Your objective: Please return the lines below word for word, leaving out the pictures.
########
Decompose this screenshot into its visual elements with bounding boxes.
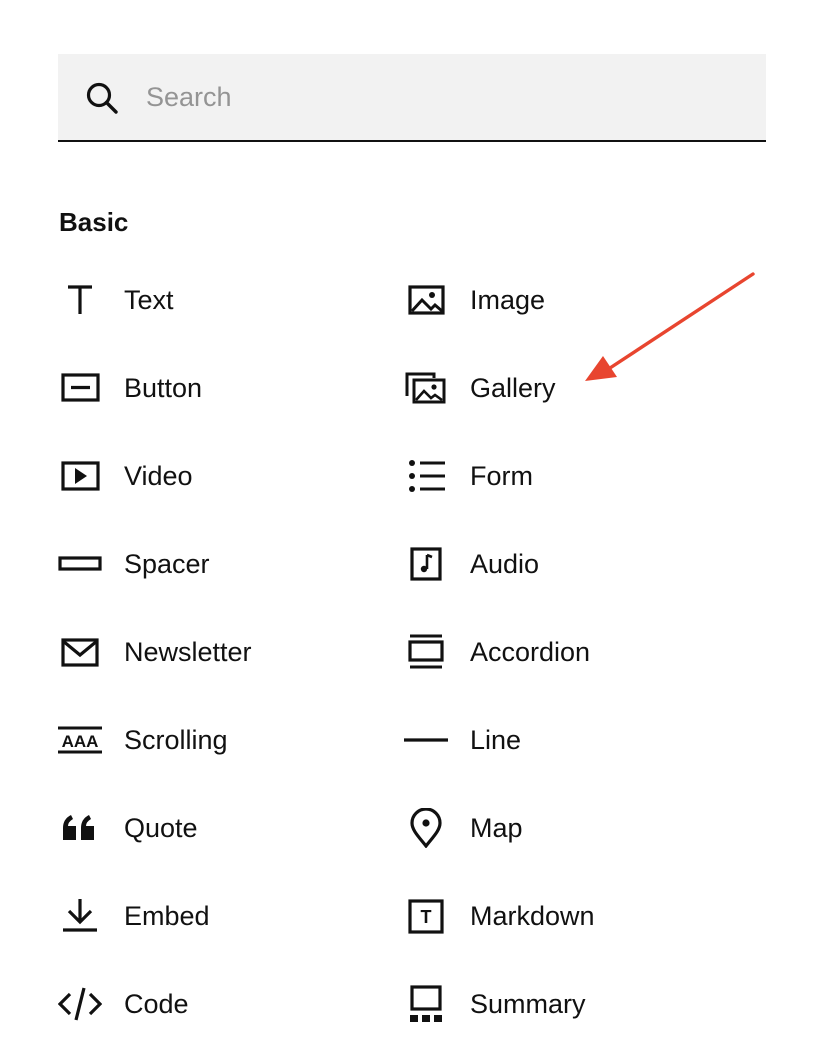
block-label-summary: Summary: [470, 989, 586, 1019]
block-item-button[interactable]: Button: [58, 360, 358, 416]
section-title: Basic: [59, 207, 129, 237]
svg-text:T: T: [421, 907, 432, 927]
block-item-form[interactable]: Form: [404, 448, 704, 504]
block-item-map[interactable]: Map: [404, 800, 704, 856]
accordion-icon: [404, 632, 448, 672]
search-icon: [84, 80, 120, 116]
gallery-icon: [404, 368, 448, 408]
block-label-spacer: Spacer: [124, 549, 210, 579]
block-label-markdown: Markdown: [470, 901, 595, 931]
block-item-quote[interactable]: Quote: [58, 800, 358, 856]
block-item-summary[interactable]: Summary: [404, 976, 704, 1032]
block-item-image[interactable]: Image: [404, 272, 704, 328]
button-icon: [58, 368, 102, 408]
block-item-accordion[interactable]: Accordion: [404, 624, 704, 680]
block-item-embed[interactable]: Embed: [58, 888, 358, 944]
block-label-audio: Audio: [470, 549, 540, 579]
block-item-code[interactable]: Code: [58, 976, 358, 1032]
block-label-button: Button: [124, 373, 203, 403]
block-item-audio[interactable]: Audio: [404, 536, 704, 592]
embed-icon: [58, 896, 102, 936]
block-label-line: Line: [470, 725, 522, 755]
text-icon: [58, 280, 102, 320]
search-input[interactable]: [146, 74, 736, 120]
search-bar[interactable]: [58, 54, 766, 142]
svg-text:AAA: AAA: [62, 732, 99, 751]
video-icon: [58, 456, 102, 496]
block-item-scrolling[interactable]: AAA Scrolling: [58, 712, 358, 768]
spacer-icon: [58, 544, 102, 584]
quote-icon: [58, 808, 102, 848]
audio-icon: [404, 544, 448, 584]
block-item-gallery[interactable]: Gallery: [404, 360, 704, 416]
block-item-text[interactable]: Text: [58, 272, 358, 328]
block-label-text: Text: [124, 285, 174, 315]
block-item-markdown[interactable]: T Markdown: [404, 888, 704, 944]
newsletter-icon: [58, 632, 102, 672]
block-label-scrolling: Scrolling: [124, 725, 228, 755]
block-label-embed: Embed: [124, 901, 210, 931]
form-icon: [404, 456, 448, 496]
line-icon: [404, 720, 448, 760]
block-label-form: Form: [470, 461, 533, 491]
block-label-code: Code: [124, 989, 189, 1019]
block-label-video: Video: [124, 461, 193, 491]
block-label-image: Image: [470, 285, 546, 315]
summary-icon: [404, 984, 448, 1024]
block-label-gallery: Gallery: [470, 373, 556, 403]
block-item-video[interactable]: Video: [58, 448, 358, 504]
block-item-line[interactable]: Line: [404, 712, 704, 768]
scrolling-icon: AAA: [58, 720, 102, 760]
code-icon: [58, 984, 102, 1024]
block-label-map: Map: [470, 813, 523, 843]
block-label-quote: Quote: [124, 813, 198, 843]
image-icon: [404, 280, 448, 320]
block-label-newsletter: Newsletter: [124, 637, 252, 667]
block-item-spacer[interactable]: Spacer: [58, 536, 358, 592]
markdown-icon: T: [404, 896, 448, 936]
block-item-newsletter[interactable]: Newsletter: [58, 624, 358, 680]
block-label-accordion: Accordion: [470, 637, 591, 667]
map-pin-icon: [404, 808, 448, 848]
########
Right answer:
Decompose this screenshot into its visual elements with bounding boxes.
block-label-summary: Summary: [470, 989, 586, 1019]
block-item-button[interactable]: Button: [58, 360, 358, 416]
section-title: Basic: [59, 207, 129, 237]
svg-text:T: T: [421, 907, 432, 927]
block-item-form[interactable]: Form: [404, 448, 704, 504]
block-item-map[interactable]: Map: [404, 800, 704, 856]
accordion-icon: [404, 632, 448, 672]
search-icon: [84, 80, 120, 116]
gallery-icon: [404, 368, 448, 408]
block-label-spacer: Spacer: [124, 549, 210, 579]
block-label-markdown: Markdown: [470, 901, 595, 931]
block-item-quote[interactable]: Quote: [58, 800, 358, 856]
block-item-summary[interactable]: Summary: [404, 976, 704, 1032]
block-item-image[interactable]: Image: [404, 272, 704, 328]
button-icon: [58, 368, 102, 408]
block-item-accordion[interactable]: Accordion: [404, 624, 704, 680]
block-item-embed[interactable]: Embed: [58, 888, 358, 944]
block-label-audio: Audio: [470, 549, 540, 579]
block-item-code[interactable]: Code: [58, 976, 358, 1032]
block-label-button: Button: [124, 373, 203, 403]
block-item-audio[interactable]: Audio: [404, 536, 704, 592]
embed-icon: [58, 896, 102, 936]
block-label-line: Line: [470, 725, 522, 755]
text-icon: [58, 280, 102, 320]
search-input[interactable]: [146, 74, 736, 120]
search-bar[interactable]: [58, 54, 766, 142]
svg-text:AAA: AAA: [62, 732, 99, 751]
video-icon: [58, 456, 102, 496]
block-item-scrolling[interactable]: AAA Scrolling: [58, 712, 358, 768]
spacer-icon: [58, 544, 102, 584]
quote-icon: [58, 808, 102, 848]
audio-icon: [404, 544, 448, 584]
block-item-gallery[interactable]: Gallery: [404, 360, 704, 416]
block-item-text[interactable]: Text: [58, 272, 358, 328]
block-label-text: Text: [124, 285, 174, 315]
block-item-markdown[interactable]: T Markdown: [404, 888, 704, 944]
newsletter-icon: [58, 632, 102, 672]
block-label-scrolling: Scrolling: [124, 725, 228, 755]
block-label-embed: Embed: [124, 901, 210, 931]
form-icon: [404, 456, 448, 496]
line-icon: [404, 720, 448, 760]
block-label-form: Form: [470, 461, 533, 491]
block-label-code: Code: [124, 989, 189, 1019]
block-label-video: Video: [124, 461, 193, 491]
block-label-image: Image: [470, 285, 546, 315]
summary-icon: [404, 984, 448, 1024]
block-label-gallery: Gallery: [470, 373, 556, 403]
block-item-video[interactable]: Video: [58, 448, 358, 504]
block-item-line[interactable]: Line: [404, 712, 704, 768]
scrolling-icon: AAA: [58, 720, 102, 760]
code-icon: [58, 984, 102, 1024]
block-label-map: Map: [470, 813, 523, 843]
block-label-quote: Quote: [124, 813, 198, 843]
image-icon: [404, 280, 448, 320]
block-label-newsletter: Newsletter: [124, 637, 252, 667]
block-item-spacer[interactable]: Spacer: [58, 536, 358, 592]
markdown-icon: T: [404, 896, 448, 936]
block-item-newsletter[interactable]: Newsletter: [58, 624, 358, 680]
block-label-accordion: Accordion: [470, 637, 591, 667]
map-pin-icon: [404, 808, 448, 848]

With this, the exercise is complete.